--- start of RECORDS SHOWN ---

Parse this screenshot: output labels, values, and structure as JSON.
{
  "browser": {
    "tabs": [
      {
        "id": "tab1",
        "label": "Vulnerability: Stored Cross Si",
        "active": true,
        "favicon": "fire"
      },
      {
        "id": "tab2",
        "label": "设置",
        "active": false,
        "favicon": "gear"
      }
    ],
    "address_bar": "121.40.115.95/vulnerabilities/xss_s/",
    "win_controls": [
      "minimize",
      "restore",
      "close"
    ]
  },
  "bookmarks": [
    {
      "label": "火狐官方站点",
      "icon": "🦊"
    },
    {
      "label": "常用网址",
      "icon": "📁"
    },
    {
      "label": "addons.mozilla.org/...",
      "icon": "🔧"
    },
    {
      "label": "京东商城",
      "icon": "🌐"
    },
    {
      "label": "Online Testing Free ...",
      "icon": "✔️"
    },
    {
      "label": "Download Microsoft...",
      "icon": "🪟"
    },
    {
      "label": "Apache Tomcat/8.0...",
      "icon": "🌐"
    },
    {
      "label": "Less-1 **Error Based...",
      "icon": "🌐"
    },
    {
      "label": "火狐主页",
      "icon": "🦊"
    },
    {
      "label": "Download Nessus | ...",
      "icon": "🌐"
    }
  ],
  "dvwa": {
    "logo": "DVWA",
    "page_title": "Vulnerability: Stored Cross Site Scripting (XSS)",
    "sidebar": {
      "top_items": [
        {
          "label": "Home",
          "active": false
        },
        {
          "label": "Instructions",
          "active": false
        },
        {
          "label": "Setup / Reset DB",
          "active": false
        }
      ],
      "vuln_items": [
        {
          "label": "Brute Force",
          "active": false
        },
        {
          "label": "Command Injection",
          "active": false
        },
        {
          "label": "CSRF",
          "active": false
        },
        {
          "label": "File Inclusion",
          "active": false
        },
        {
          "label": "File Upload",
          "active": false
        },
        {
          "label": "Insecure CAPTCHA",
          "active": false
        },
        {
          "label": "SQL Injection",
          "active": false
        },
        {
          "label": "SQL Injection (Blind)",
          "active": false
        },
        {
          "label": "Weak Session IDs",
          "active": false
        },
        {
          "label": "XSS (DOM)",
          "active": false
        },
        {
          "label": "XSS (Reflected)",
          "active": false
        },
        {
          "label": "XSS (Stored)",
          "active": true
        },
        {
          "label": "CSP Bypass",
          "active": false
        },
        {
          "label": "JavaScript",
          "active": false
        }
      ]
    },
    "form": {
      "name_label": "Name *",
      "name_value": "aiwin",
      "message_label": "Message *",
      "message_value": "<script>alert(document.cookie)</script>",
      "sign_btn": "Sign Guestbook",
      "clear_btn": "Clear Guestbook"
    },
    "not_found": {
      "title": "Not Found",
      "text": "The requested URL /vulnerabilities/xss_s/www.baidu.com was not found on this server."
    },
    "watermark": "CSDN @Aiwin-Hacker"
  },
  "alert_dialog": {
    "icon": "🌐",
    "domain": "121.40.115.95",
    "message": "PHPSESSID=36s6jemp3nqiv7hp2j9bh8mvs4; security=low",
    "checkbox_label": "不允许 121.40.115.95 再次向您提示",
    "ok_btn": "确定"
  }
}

--- end of RECORDS SHOWN ---

**WHAT THE EXERCISE ASKS:**
Please copy out each record, character for character.

**WRITTEN SOLUTION:**
Parse this screenshot: output labels, values, and structure as JSON.
{
  "browser": {
    "tabs": [
      {
        "id": "tab1",
        "label": "Vulnerability: Stored Cross Si",
        "active": true,
        "favicon": "fire"
      },
      {
        "id": "tab2",
        "label": "设置",
        "active": false,
        "favicon": "gear"
      }
    ],
    "address_bar": "121.40.115.95/vulnerabilities/xss_s/",
    "win_controls": [
      "minimize",
      "restore",
      "close"
    ]
  },
  "bookmarks": [
    {
      "label": "火狐官方站点",
      "icon": "🦊"
    },
    {
      "label": "常用网址",
      "icon": "📁"
    },
    {
      "label": "addons.mozilla.org/...",
      "icon": "🔧"
    },
    {
      "label": "京东商城",
      "icon": "🌐"
    },
    {
      "label": "Online Testing Free ...",
      "icon": "✔️"
    },
    {
      "label": "Download Microsoft...",
      "icon": "🪟"
    },
    {
      "label": "Apache Tomcat/8.0...",
      "icon": "🌐"
    },
    {
      "label": "Less-1 **Error Based...",
      "icon": "🌐"
    },
    {
      "label": "火狐主页",
      "icon": "🦊"
    },
    {
      "label": "Download Nessus | ...",
      "icon": "🌐"
    }
  ],
  "dvwa": {
    "logo": "DVWA",
    "page_title": "Vulnerability: Stored Cross Site Scripting (XSS)",
    "sidebar": {
      "top_items": [
        {
          "label": "Home",
          "active": false
        },
        {
          "label": "Instructions",
          "active": false
        },
        {
          "label": "Setup / Reset DB",
          "active": false
        }
      ],
      "vuln_items": [
        {
          "label": "Brute Force",
          "active": false
        },
        {
          "label": "Command Injection",
          "active": false
        },
        {
          "label": "CSRF",
          "active": false
        },
        {
          "label": "File Inclusion",
          "active": false
        },
        {
          "label": "File Upload",
          "active": false
        },
        {
          "label": "Insecure CAPTCHA",
          "active": false
        },
        {
          "label": "SQL Injection",
          "active": false
        },
        {
          "label": "SQL Injection (Blind)",
          "active": false
        },
        {
          "label": "Weak Session IDs",
          "active": false
        },
        {
          "label": "XSS (DOM)",
          "active": false
        },
        {
          "label": "XSS (Reflected)",
          "active": false
        },
        {
          "label": "XSS (Stored)",
          "active": true
        },
        {
          "label": "CSP Bypass",
          "active": false
        },
        {
          "label": "JavaScript",
          "active": false
        }
      ]
    },
    "form": {
      "name_label": "Name *",
      "name_value": "aiwin",
      "message_label": "Message *",
      "message_value": "<script>alert(document.cookie)</script>",
      "sign_btn": "Sign Guestbook",
      "clear_btn": "Clear Guestbook"
    },
    "not_found": {
      "title": "Not Found",
      "text": "The requested URL /vulnerabilities/xss_s/www.baidu.com was not found on this server."
    },
    "watermark": "CSDN @Aiwin-Hacker"
  },
  "alert_dialog": {
    "icon": "🌐",
    "domain": "121.40.115.95",
    "message": "PHPSESSID=36s6jemp3nqiv7hp2j9bh8mvs4; security=low",
    "checkbox_label": "不允许 121.40.115.95 再次向您提示",
    "ok_btn": "确定"
  }
}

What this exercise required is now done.